▸ **Text provided**

Begin

Wednesday, October 28, 2015

Excess money refunded on cancellation of booking of flats couldn't be held as interest for purpose of sec. 194A TDS

Builder could not be held liable to deduct tax on excess amount refunded to purchasers on cancellation of booking of apartments as such excess payment could not be qualify as interest as defined under section 2(28A)
Facts
a)  Assessee-Builder entered into construction agreements with various customers.
b)  After entering into the agreements and making certain payments, some purchasers opted out of the agreement and, accordingly, assessee entered into fresh agreements with new buyers at prices that were higher than what was agreed with the old purchasers.
c)  Out of the receipts from the new buyers, the assessee refunded to the old purchasers the amount paid by them and a portion of the excess amount received from the new buyers.

End

▸ **Material**
Begin

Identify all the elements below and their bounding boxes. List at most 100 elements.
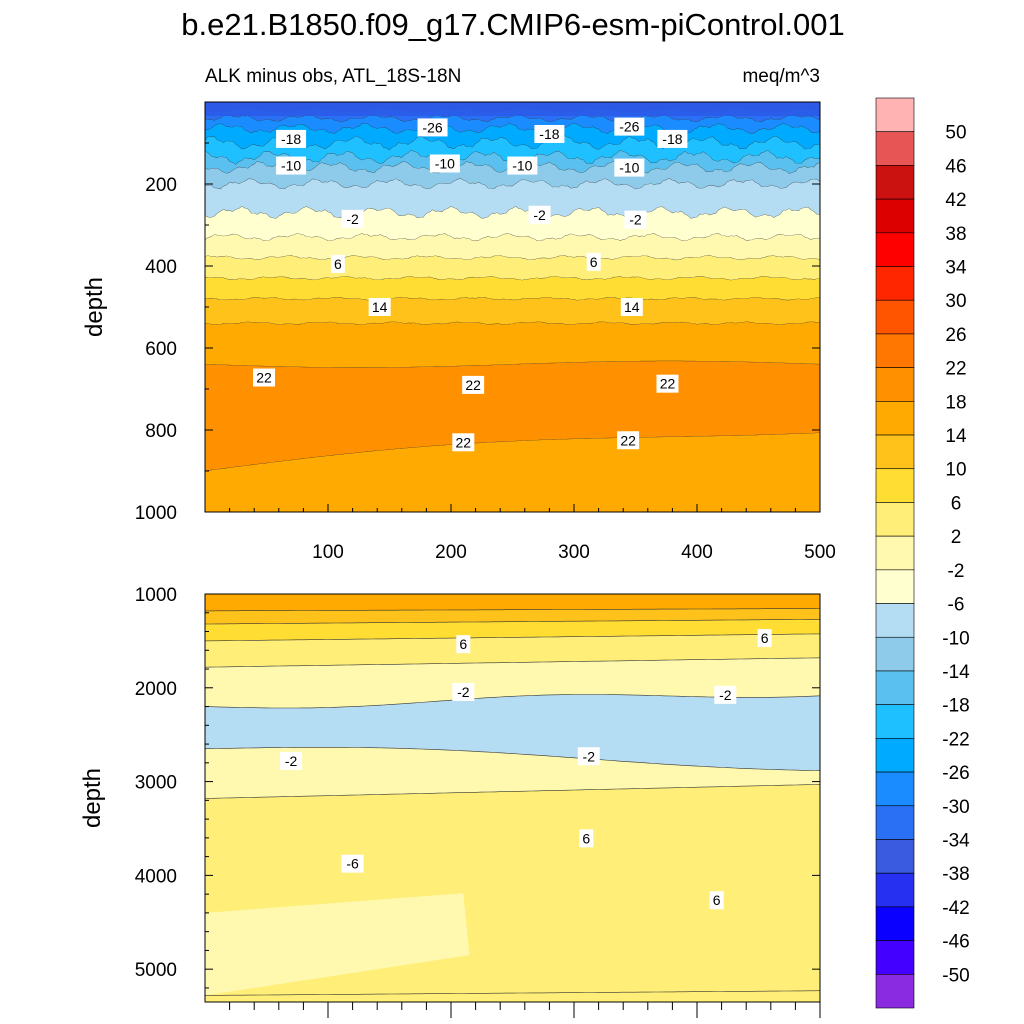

End

▸ **Task set**
a) From the note on refunds for cancelled flat bookings, list each point given under the heading "Facts".
b) Using the note on refunds for cancelled flat bookings, decide whether each statement agrees with it. Answer yes or no and quote the words that settle it.
(i) The new buyers agreed to higher prices than the old purchasers.
(ii) The builder was held liable to deduct tax on the excess amount refunded.
(iii) The assessee paid the old purchasers the entire excess received from the new buyers.
c) Pick up the note on refunds for cancelled flat bookings after its last listed fact and continue it.

▸ **Results of the exercise**
a)
a) The assessee-builder entered into construction agreements with various customers.
b) After signing the agreements and making certain payments, some purchasers opted out. The assessee then entered into fresh agreements with new buyers at prices higher than those agreed with the old purchasers.
c) From the new buyers' receipts, the assessee refunded the old purchasers the amount they had paid plus a portion of the excess received from the new buyers.

b)
(i) Yes: "at prices that were higher than what was agreed with the old purchasers"
(ii) No: "Builder could not be held liable to deduct tax on excess amount refunded to purchasers"
(iii) No: "a portion of the excess amount received from the new buyers"

c)
d)  The Assessing Officer (AO) held that the excess amount so paid by the assessee to old purchasers had to be treated as interest paid on deposit and, hence, liable for TDS under section 194A and that having failed to do so, assessee was an assessee-in-default and, accordingly, assessment was completed under section201.
e)  The order of AO was set aside by the first appellate authority. However, the said order was reversed by the Tribunal.
f)  Aggrieved by the order of the tribunal, assessee filed the instant appeal before the High Court.
The High Court held in favour of assessee as under-
1)  Section 2(28A) which defines ‘interest’ can be attracted only in cases where there is debtor-creditor relationship and payments are made in discharge of a pre-existing obligation.
2)  The amount refunded to the purchasers represented the consideration the purchasers paid towards the undivided shares in the property agreed to be purchased and also the cost of construction of the apartment, which work was entrusted to the assessee-builder.
3)  Such a relationship between assessee and purchasers could not spell out a debtor-creditor relationship nor was the payment made by the assessee to the purchaser in discharge of any pre-existing obligation to be termed as interest as defined in section 2(28A).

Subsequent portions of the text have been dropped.